Collected data entries:
··········
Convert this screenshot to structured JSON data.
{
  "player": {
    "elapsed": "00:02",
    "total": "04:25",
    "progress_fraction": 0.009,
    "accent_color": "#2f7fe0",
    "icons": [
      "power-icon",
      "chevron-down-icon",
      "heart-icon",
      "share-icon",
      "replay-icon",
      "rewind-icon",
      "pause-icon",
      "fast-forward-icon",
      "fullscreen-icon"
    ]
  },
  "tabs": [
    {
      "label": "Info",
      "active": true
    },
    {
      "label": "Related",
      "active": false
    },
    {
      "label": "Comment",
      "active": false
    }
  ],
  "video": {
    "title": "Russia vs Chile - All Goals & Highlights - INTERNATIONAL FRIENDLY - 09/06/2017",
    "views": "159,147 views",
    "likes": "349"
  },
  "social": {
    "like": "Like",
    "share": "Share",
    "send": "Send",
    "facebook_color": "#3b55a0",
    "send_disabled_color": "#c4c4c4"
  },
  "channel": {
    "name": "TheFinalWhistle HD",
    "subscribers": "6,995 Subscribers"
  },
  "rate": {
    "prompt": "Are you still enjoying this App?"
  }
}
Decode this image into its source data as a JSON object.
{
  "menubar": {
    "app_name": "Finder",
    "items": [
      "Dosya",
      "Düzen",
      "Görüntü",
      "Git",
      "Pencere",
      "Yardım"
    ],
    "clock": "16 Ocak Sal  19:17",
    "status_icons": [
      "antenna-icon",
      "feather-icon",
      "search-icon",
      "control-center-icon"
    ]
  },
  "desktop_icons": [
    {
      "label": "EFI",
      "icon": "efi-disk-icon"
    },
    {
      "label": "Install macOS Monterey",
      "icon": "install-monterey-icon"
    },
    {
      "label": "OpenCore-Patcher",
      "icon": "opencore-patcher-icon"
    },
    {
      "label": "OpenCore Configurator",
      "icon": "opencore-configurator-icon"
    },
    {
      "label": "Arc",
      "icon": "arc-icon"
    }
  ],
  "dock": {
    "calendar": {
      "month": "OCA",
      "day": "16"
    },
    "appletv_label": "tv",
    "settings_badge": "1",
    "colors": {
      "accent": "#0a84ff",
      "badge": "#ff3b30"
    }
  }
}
··········
▸ **Exercise details**:
Write out the whole listing again. Match it word for word.

▸ **Solution for this problem**:
Convert this screenshot to structured JSON data.
{
  "player": {
    "elapsed": "00:02",
    "total": "04:25",
    "progress_fraction": 0.009,
    "accent_color": "#2f7fe0",
    "icons": [
      "power-icon",
      "chevron-down-icon",
      "heart-icon",
      "share-icon",
      "replay-icon",
      "rewind-icon",
      "pause-icon",
      "fast-forward-icon",
      "fullscreen-icon"
    ]
  },
  "tabs": [
    {
      "label": "Info",
      "active": true
    },
    {
      "label": "Related",
      "active": false
    },
    {
      "label": "Comment",
      "active": false
    }
  ],
  "video": {
    "title": "Russia vs Chile - All Goals & Highlights - INTERNATIONAL FRIENDLY - 09/06/2017",
    "views": "159,147 views",
    "likes": "349"
  },
  "social": {
    "like": "Like",
    "share": "Share",
    "send": "Send",
    "facebook_color": "#3b55a0",
    "send_disabled_color": "#c4c4c4"
  },
  "channel": {
    "name": "TheFinalWhistle HD",
    "subscribers": "6,995 Subscribers"
  },
  "rate": {
    "prompt": "Are you still enjoying this App?"
  }
}
Decode this image into its source data as a JSON object.
{
  "menubar": {
    "app_name": "Finder",
    "items": [
      "Dosya",
      "Düzen",
      "Görüntü",
      "Git",
      "Pencere",
      "Yardım"
    ],
    "clock": "16 Ocak Sal  19:17",
    "status_icons": [
      "antenna-icon",
      "feather-icon",
      "search-icon",
      "control-center-icon"
    ]
  },
  "desktop_icons": [
    {
      "label": "EFI",
      "icon": "efi-disk-icon"
    },
    {
      "label": "Install macOS Monterey",
      "icon": "install-monterey-icon"
    },
    {
      "label": "OpenCore-Patcher",
      "icon": "opencore-patcher-icon"
    },
    {
      "label": "OpenCore Configurator",
      "icon": "opencore-configurator-icon"
    },
    {
      "label": "Arc",
      "icon": "arc-icon"
    }
  ],
  "dock": {
    "calendar": {
      "month": "OCA",
      "day": "16"
    },
    "appletv_label": "tv",
    "settings_badge": "1",
    "colors": {
      "accent": "#0a84ff",
      "badge": "#ff3b30"
    }
  }
}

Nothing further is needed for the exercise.